(Exercise requirements)
1) Could you extract the stretch from "The benefit to" through "by site basis." from the push notifications page, word for word?
2) Can you extend the push notifications page, writing on from its final sentence?

(Page extract)
- - - - - - -

Push Notifications
Push Notifications are primarily seen as a marketing or advertising tool. Another popular use is within chat applications; ensuring that subscribers keep up with current conversations.
They can be set to run from a website with deployment options including products that will integrate with WordPress or Shopify. Another route is through mobile applications. Push notifications are innately supported for developers within Android and Xcode for IOS. As with website based notifications various bodies offer services and plug-ins that allegedly take out much of the programming work. Web push notifications should require the browser to be open (malware might overcome that barrier) although not the specific website that serves the notification. Mobile based notifications do not require the linked App to be open although clicking on them will probably access the App; which might continue to run in the background without the user’s knowledge.
The benefit to a business of notifications over marketing emails is that the end user is not required to provide a valid email so might be more likely to sign up. It also avoids harvesting email data that is of limited value such as junk or throwaway email addresses. There will also be feedback on any interaction with notifications including the conversion rate to sales or clicks and the geolocation of users. A user does need to accept push notifications from a source although the authors will be doing their utmost to ensure that their service is accepted through promotions or enticements. Push notifications can be disabled by browsers, IOS and Android but only on a site by site basis.

- - - - - - -

(Extracted entries)
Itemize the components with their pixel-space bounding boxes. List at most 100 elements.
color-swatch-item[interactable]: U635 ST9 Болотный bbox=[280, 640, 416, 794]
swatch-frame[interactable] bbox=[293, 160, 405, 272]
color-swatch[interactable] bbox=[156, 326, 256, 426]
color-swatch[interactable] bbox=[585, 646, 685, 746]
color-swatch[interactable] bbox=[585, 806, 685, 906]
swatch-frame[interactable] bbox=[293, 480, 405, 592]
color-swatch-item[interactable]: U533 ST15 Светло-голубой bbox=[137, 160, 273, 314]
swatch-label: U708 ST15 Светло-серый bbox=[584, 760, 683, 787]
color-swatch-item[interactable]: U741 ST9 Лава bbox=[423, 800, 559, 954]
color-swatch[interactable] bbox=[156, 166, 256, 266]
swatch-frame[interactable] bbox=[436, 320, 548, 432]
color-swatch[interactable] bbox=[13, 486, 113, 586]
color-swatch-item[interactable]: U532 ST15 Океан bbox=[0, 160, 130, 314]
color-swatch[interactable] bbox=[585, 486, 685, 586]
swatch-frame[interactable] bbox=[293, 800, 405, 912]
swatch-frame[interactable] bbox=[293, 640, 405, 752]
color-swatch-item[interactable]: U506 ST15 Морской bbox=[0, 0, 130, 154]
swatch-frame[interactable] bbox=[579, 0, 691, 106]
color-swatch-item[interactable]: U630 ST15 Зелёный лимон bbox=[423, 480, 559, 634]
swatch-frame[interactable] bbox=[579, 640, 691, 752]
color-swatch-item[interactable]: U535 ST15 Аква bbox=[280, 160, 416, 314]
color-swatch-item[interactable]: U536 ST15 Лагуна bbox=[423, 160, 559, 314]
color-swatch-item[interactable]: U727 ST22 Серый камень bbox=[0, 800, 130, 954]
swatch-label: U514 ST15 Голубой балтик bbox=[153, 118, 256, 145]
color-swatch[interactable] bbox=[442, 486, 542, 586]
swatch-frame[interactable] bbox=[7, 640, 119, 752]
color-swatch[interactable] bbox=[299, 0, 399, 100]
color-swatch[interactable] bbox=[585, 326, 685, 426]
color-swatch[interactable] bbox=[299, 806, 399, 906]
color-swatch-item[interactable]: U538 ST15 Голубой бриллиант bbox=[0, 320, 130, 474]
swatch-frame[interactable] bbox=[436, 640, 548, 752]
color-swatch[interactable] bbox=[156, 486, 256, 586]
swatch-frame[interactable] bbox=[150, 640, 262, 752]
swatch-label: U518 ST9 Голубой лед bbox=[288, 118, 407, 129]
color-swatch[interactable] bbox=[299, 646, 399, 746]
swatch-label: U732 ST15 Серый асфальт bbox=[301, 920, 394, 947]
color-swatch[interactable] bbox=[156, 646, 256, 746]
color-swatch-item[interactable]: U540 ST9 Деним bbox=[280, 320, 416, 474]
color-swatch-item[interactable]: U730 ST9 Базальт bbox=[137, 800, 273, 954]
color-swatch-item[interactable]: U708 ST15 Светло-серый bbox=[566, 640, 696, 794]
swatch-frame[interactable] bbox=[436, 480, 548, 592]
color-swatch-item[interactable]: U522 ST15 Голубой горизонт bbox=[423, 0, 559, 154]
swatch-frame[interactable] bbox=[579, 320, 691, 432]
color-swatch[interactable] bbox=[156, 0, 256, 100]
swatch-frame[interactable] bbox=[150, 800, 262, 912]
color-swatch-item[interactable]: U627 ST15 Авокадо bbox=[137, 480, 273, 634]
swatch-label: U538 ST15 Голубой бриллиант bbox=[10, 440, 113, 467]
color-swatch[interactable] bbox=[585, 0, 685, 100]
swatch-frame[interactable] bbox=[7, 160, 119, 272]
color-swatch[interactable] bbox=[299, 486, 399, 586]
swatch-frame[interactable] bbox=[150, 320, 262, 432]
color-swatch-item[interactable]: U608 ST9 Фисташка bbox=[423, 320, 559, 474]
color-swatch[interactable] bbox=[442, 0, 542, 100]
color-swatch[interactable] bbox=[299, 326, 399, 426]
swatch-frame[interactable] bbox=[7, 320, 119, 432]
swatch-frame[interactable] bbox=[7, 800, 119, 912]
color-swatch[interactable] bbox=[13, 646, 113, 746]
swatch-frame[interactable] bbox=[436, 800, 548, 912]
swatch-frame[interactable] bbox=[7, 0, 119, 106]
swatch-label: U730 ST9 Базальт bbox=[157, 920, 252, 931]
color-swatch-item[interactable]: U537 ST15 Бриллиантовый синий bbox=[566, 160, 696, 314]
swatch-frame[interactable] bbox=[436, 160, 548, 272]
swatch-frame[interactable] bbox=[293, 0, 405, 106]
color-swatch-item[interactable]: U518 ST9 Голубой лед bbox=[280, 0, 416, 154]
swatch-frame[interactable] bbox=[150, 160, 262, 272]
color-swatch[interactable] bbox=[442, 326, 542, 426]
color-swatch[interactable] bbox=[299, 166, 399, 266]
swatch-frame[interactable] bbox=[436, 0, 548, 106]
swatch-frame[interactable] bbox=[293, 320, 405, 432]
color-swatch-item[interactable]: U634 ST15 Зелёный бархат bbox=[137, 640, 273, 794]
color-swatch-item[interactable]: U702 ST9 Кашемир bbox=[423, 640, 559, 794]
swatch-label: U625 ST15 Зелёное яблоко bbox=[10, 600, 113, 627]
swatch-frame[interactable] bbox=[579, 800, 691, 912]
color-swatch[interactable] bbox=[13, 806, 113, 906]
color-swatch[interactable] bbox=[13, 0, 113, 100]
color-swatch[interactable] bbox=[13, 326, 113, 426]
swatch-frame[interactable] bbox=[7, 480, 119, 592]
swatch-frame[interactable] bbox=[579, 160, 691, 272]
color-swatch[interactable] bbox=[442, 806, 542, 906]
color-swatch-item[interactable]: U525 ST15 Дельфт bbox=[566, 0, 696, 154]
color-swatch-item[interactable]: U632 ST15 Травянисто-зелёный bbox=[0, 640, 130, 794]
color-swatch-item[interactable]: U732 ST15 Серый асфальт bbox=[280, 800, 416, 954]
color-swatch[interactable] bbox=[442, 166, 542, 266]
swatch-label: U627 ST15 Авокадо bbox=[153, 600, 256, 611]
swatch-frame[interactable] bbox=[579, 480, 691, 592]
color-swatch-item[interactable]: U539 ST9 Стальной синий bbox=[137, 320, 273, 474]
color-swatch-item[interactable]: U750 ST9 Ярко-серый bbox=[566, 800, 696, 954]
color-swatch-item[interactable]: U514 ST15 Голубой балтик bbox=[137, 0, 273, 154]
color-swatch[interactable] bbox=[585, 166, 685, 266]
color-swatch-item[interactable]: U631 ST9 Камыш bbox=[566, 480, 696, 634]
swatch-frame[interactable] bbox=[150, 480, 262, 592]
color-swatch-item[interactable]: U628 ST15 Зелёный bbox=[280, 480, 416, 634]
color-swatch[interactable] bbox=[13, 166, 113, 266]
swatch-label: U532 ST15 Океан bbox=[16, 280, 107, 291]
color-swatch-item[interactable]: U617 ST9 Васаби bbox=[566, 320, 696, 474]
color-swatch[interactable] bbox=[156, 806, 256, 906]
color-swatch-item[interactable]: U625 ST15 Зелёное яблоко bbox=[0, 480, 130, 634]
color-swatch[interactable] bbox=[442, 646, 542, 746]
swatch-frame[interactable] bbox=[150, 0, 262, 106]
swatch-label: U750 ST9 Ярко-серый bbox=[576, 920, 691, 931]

- - - - - - -

(Results for the exercise)
1)
The benefit to a business of notifications over marketing emails is that the end user is not required to provide a valid email so might be more likely to sign up. It also avoids harvesting email data that is of limited value such as junk or throwaway email addresses. There will also be feedback on any interaction with notifications including the conversion rate to sales or clicks and the geolocation of users. A user does need to accept push notifications from a source although the authors will be doing their utmost to ensure that their service is accepted through promotions or enticements. Push notifications can be disabled by browsers, IOS and Android but only on a site by site basis.

2)
Naturally there will always be someone trying to work the system for other means than promoting a legal service. Through clever social engineering or exploiting stolen personal data a scammer will encourage users to allow their notifications. In February 2024 MalwareTips reported a push notification host website that led to users receiving a large volume of unsolicited content even if the original browser had been closed. A simple means of monetising such content is through links with the original advertisers. The scammer receiving a small payment for each advert displayed. With compromised users and multiple advertisers these fees soon add up. A more worrying use case is to display links to other compromised or malware infected websites; either controlled by the scammer or providing them with a referral fee.
There are also privacy and data loss issues with the information gathered by these notifications. Developers can encrypt the stored data harvested but the associated metadata is not encrypted. This would include the name of the App receiving a notification, the timestamp and network details and the receiver’s location. Within mobile communications the data will also pass through the Apple Push Notification Service or Firebase Cloud Messaging (Android). This information could be transferred on to government agencies through requests that are legal within their jurisdiction and could be used for surveillance of individuals.
Although the risks from push notifications might be seen as limited so are their benefits. Kindus have described the issue of web browser privacy. This includes the option for incognito browsing which blocks browser notifications. It is still good practice to regularly check browsers and mobile devices for any notifications that have somehow been allowed even if all notifications have apparently been blocked.